**The task:**
Keep the pictures out of the copy and repeat the records exactly.

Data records
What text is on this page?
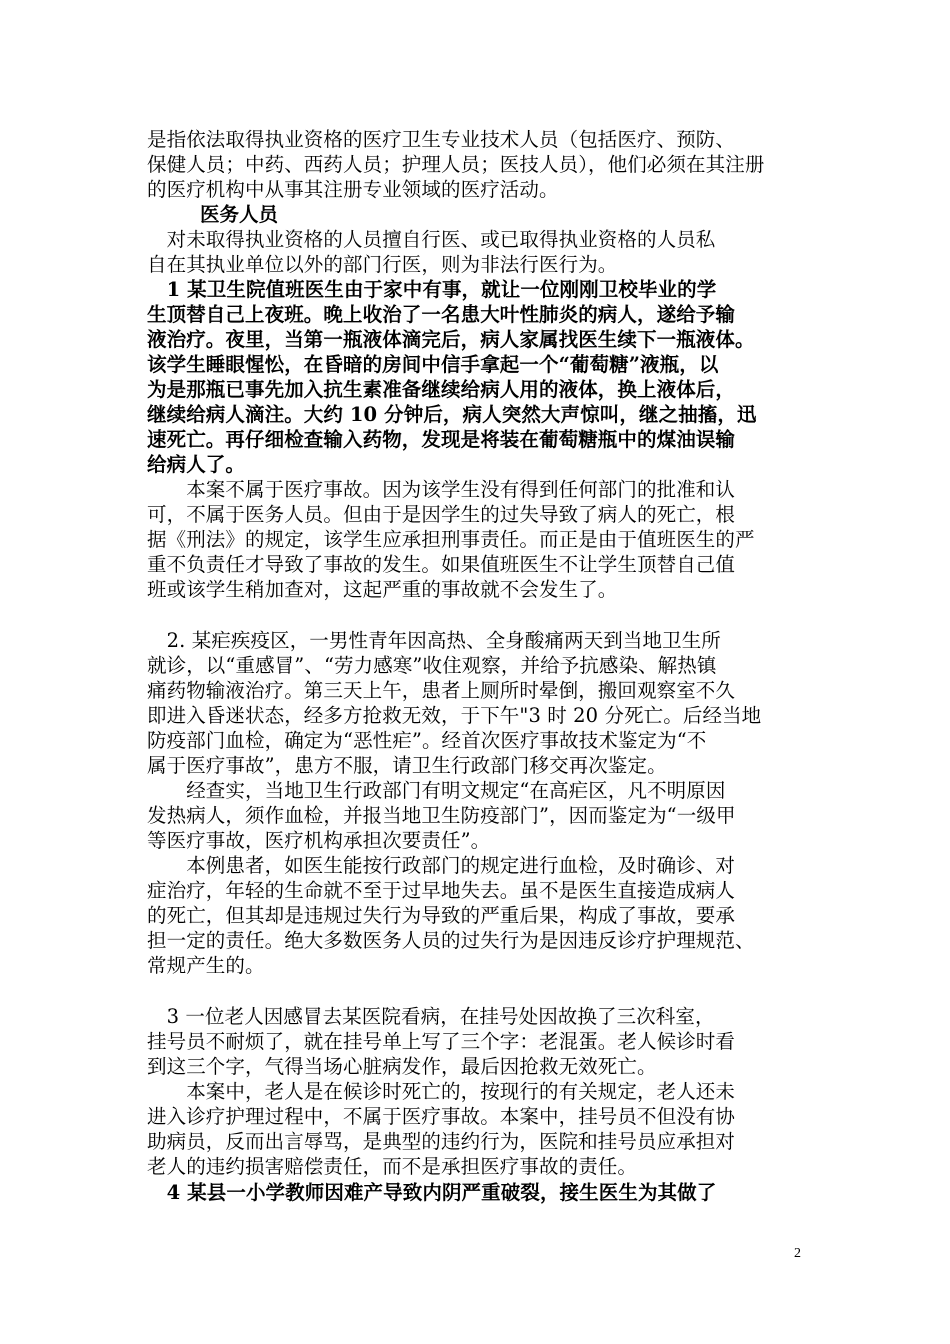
是指依法取得执业资格的医疗卫生专业技术人员（包括医疗、预防、
保健人员；中药、西药人员；护理人员；医技人员），他们必须在其注册
的医疗机构中从事其注册专业领域的医疗活动。
医务人员
　对未取得执业资格的人员擅自行医、或已取得执业资格的人员私
自在其执业单位以外的部门行医，则为非法行医行为。
　1 某卫生院值班医生由于家中有事，就让一位刚刚卫校毕业的学
生顶替自己上夜班。晚上收治了一名患大叶性肺炎的病人，遂给予输
液治疗。夜里，当第一瓶液体滴完后，病人家属找医生续下一瓶液体。
该学生睡眼惺忪，在昏暗的房间中信手拿起一个“葡萄糖”液瓶，以
为是那瓶已事先加入抗生素准备继续给病人用的液体，换上液体后，
继续给病人滴注。大约 10 分钟后，病人突然大声惊叫，继之抽搐，迅
速死亡。再仔细检查输入药物，发现是将装在葡萄糖瓶中的煤油误输
给病人了。
　　本案不属于医疗事故。因为该学生没有得到任何部门的批准和认
可，不属于医务人员。但由于是因学生的过失导致了病人的死亡，根
据《刑法》的规定，该学生应承担刑事责任。而正是由于值班医生的严
重不负责任才导致了事故的发生。如果值班医生不让学生顶替自己值
班或该学生稍加查对，这起严重的事故就不会发生了。
　2. 某疟疾疫区，一男性青年因高热、全身酸痛两天到当地卫生所
就诊，以“重感冒”、“劳力感寒”收住观察，并给予抗感染、解热镇
痛药物输液治疗。第三天上午，患者上厕所时晕倒，搬回观察室不久
即进入昏迷状态，经多方抢救无效，于下午"3 时 20 分死亡。后经当地
防疫部门血检，确定为“恶性疟”。经首次医疗事故技术鉴定为“不
属于医疗事故”，患方不服，请卫生行政部门移交再次鉴定。
　　经查实，当地卫生行政部门有明文规定“在高疟区，凡不明原因
发热病人，须作血检，并报当地卫生防疫部门”，因而鉴定为“一级甲
等医疗事故，医疗机构承担次要责任”。
　　本例患者，如医生能按行政部门的规定进行血检，及时确诊、对
症治疗，年轻的生命就不至于过早地失去。虽不是医生直接造成病人
的死亡，但其却是违规过失行为导致的严重后果，构成了事故，要承
担一定的责任。绝大多数医务人员的过失行为是因违反诊疗护理规范、
常规产生的。
　3 一位老人因感冒去某医院看病，在挂号处因故换了三次科室，
挂号员不耐烦了，就在挂号单上写了三个字：老混蛋。老人候诊时看
到这三个字，气得当场心脏病发作，最后因抢救无效死亡。
　　本案中，老人是在候诊时死亡的，按现行的有关规定，老人还未
进入诊疗护理过程中，不属于医疗事故。本案中，挂号员不但没有协
助病员，反而出言辱骂，是典型的违约行为，医院和挂号员应承担对
老人的违约损害赔偿责任，而不是承担医疗事故的责任。
　4 某县一小学教师因难产导致内阴严重破裂，接生医生为其做了
2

**Solution below:**
What text is on this page?
是指依法取得执业资格的医疗卫生专业技术人员（包括医疗、预防、
保健人员；中药、西药人员；护理人员；医技人员），他们必须在其注册
的医疗机构中从事其注册专业领域的医疗活动。
医务人员
　对未取得执业资格的人员擅自行医、或已取得执业资格的人员私
自在其执业单位以外的部门行医，则为非法行医行为。
　1 某卫生院值班医生由于家中有事，就让一位刚刚卫校毕业的学
生顶替自己上夜班。晚上收治了一名患大叶性肺炎的病人，遂给予输
液治疗。夜里，当第一瓶液体滴完后，病人家属找医生续下一瓶液体。
该学生睡眼惺忪，在昏暗的房间中信手拿起一个“葡萄糖”液瓶，以
为是那瓶已事先加入抗生素准备继续给病人用的液体，换上液体后，
继续给病人滴注。大约 10 分钟后，病人突然大声惊叫，继之抽搐，迅
速死亡。再仔细检查输入药物，发现是将装在葡萄糖瓶中的煤油误输
给病人了。
　　本案不属于医疗事故。因为该学生没有得到任何部门的批准和认
可，不属于医务人员。但由于是因学生的过失导致了病人的死亡，根
据《刑法》的规定，该学生应承担刑事责任。而正是由于值班医生的严
重不负责任才导致了事故的发生。如果值班医生不让学生顶替自己值
班或该学生稍加查对，这起严重的事故就不会发生了。
　2. 某疟疾疫区，一男性青年因高热、全身酸痛两天到当地卫生所
就诊，以“重感冒”、“劳力感寒”收住观察，并给予抗感染、解热镇
痛药物输液治疗。第三天上午，患者上厕所时晕倒，搬回观察室不久
即进入昏迷状态，经多方抢救无效，于下午"3 时 20 分死亡。后经当地
防疫部门血检，确定为“恶性疟”。经首次医疗事故技术鉴定为“不
属于医疗事故”，患方不服，请卫生行政部门移交再次鉴定。
　　经查实，当地卫生行政部门有明文规定“在高疟区，凡不明原因
发热病人，须作血检，并报当地卫生防疫部门”，因而鉴定为“一级甲
等医疗事故，医疗机构承担次要责任”。
　　本例患者，如医生能按行政部门的规定进行血检，及时确诊、对
症治疗，年轻的生命就不至于过早地失去。虽不是医生直接造成病人
的死亡，但其却是违规过失行为导致的严重后果，构成了事故，要承
担一定的责任。绝大多数医务人员的过失行为是因违反诊疗护理规范、
常规产生的。
　3 一位老人因感冒去某医院看病，在挂号处因故换了三次科室，
挂号员不耐烦了，就在挂号单上写了三个字：老混蛋。老人候诊时看
到这三个字，气得当场心脏病发作，最后因抢救无效死亡。
　　本案中，老人是在候诊时死亡的，按现行的有关规定，老人还未
进入诊疗护理过程中，不属于医疗事故。本案中，挂号员不但没有协
助病员，反而出言辱骂，是典型的违约行为，医院和挂号员应承担对
老人的违约损害赔偿责任，而不是承担医疗事故的责任。
　4 某县一小学教师因难产导致内阴严重破裂，接生医生为其做了
2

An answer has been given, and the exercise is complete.